§ **Task**
Look for the string "this" and copy every line that has it.
begin Raw records
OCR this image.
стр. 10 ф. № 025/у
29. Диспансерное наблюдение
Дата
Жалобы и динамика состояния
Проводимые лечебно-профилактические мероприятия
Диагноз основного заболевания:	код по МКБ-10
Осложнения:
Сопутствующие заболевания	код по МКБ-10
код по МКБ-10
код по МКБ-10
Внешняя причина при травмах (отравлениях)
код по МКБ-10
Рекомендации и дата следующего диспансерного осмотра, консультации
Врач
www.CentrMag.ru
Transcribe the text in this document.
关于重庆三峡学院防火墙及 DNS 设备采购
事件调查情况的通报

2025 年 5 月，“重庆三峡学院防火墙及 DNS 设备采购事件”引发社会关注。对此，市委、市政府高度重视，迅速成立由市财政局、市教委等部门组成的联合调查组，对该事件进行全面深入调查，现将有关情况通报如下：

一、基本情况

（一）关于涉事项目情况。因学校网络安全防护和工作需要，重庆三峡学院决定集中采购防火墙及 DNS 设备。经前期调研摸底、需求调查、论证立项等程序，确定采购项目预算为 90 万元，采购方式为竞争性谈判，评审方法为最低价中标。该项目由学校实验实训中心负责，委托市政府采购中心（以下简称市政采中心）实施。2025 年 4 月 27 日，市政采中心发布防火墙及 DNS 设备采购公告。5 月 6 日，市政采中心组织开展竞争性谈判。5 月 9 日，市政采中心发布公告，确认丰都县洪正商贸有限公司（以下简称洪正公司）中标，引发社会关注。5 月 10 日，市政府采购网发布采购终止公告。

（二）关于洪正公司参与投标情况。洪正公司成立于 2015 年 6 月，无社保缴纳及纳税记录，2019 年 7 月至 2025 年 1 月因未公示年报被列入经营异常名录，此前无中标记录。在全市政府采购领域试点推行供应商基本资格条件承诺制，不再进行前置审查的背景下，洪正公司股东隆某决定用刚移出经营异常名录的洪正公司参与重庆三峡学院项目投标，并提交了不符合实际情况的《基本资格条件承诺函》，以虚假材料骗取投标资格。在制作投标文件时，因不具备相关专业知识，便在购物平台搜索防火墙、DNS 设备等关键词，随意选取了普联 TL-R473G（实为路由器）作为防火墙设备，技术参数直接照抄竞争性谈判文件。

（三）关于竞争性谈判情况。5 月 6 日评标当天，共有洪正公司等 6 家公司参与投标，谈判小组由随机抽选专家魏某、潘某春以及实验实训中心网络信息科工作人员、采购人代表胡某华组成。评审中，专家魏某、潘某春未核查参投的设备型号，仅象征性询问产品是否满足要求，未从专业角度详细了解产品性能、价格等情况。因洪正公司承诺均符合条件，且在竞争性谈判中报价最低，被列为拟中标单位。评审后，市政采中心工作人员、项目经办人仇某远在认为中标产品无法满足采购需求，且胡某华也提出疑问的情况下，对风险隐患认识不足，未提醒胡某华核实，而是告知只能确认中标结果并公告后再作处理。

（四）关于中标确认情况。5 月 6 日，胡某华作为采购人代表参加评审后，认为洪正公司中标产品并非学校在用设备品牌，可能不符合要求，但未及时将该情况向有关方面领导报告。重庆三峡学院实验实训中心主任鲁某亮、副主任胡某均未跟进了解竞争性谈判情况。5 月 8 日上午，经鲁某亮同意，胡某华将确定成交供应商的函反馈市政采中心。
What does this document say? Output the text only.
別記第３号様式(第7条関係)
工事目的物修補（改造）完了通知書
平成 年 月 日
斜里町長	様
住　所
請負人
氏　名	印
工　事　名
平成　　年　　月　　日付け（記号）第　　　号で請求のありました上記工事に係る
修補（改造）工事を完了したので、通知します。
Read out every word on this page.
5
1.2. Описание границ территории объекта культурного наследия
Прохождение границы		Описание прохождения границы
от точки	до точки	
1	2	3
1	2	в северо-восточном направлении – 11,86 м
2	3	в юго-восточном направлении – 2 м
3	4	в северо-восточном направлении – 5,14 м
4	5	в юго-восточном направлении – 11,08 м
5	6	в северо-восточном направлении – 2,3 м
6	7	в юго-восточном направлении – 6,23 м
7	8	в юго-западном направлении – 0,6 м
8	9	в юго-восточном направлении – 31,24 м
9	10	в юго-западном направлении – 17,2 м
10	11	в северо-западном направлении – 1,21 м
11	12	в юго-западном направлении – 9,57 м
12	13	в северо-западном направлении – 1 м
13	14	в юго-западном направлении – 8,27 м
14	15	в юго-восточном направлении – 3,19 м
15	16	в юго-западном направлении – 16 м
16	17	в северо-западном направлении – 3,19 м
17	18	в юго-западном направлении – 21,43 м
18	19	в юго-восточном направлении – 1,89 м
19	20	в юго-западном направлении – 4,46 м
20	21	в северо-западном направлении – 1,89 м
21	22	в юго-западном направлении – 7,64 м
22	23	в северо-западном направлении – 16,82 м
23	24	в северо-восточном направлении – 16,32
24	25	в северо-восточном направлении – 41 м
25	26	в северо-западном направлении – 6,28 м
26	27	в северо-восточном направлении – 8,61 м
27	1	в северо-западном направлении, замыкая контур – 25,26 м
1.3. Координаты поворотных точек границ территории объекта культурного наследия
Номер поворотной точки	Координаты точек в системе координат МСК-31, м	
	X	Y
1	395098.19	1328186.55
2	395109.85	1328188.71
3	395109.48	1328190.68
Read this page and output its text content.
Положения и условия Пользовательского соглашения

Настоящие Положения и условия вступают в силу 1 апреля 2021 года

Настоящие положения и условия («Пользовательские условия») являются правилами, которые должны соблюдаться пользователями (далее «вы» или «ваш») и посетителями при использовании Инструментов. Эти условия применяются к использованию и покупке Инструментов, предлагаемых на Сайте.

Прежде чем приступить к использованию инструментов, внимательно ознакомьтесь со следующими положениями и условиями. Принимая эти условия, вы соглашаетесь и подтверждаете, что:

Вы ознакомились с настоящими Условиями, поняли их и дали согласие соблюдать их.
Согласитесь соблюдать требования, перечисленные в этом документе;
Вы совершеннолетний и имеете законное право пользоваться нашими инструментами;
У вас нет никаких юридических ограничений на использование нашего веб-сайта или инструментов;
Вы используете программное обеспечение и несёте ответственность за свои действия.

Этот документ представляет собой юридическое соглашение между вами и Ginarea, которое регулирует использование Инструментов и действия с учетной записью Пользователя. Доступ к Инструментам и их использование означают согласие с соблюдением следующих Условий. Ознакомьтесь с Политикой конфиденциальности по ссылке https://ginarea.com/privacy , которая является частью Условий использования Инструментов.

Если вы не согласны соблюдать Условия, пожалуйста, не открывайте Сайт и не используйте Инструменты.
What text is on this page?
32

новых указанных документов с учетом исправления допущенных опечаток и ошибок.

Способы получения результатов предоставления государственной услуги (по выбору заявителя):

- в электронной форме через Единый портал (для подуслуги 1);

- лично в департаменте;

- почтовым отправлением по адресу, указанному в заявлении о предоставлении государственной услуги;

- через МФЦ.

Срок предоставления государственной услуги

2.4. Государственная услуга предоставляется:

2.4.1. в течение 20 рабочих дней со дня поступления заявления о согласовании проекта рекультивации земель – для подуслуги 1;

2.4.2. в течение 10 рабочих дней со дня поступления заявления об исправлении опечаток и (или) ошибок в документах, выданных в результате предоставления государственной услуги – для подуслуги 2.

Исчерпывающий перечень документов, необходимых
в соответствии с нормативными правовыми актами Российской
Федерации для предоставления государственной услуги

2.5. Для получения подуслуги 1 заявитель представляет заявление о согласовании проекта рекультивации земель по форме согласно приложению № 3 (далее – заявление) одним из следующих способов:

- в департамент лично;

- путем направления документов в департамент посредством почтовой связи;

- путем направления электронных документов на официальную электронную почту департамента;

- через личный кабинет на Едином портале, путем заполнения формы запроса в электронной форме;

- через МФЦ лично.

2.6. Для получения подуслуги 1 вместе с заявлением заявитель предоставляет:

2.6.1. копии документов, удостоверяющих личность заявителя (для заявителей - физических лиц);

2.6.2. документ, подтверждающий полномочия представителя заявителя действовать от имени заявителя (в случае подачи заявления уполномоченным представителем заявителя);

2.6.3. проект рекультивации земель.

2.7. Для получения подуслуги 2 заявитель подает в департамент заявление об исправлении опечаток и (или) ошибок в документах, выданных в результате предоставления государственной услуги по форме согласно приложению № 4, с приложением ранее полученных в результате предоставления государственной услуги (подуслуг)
end Raw records
§ **The answer**
OCR this image.
Transcribe the text in this document.
What does this document say? Output the text only.
Read out every word on this page.
Read this page and output its text content.
What text is on this page?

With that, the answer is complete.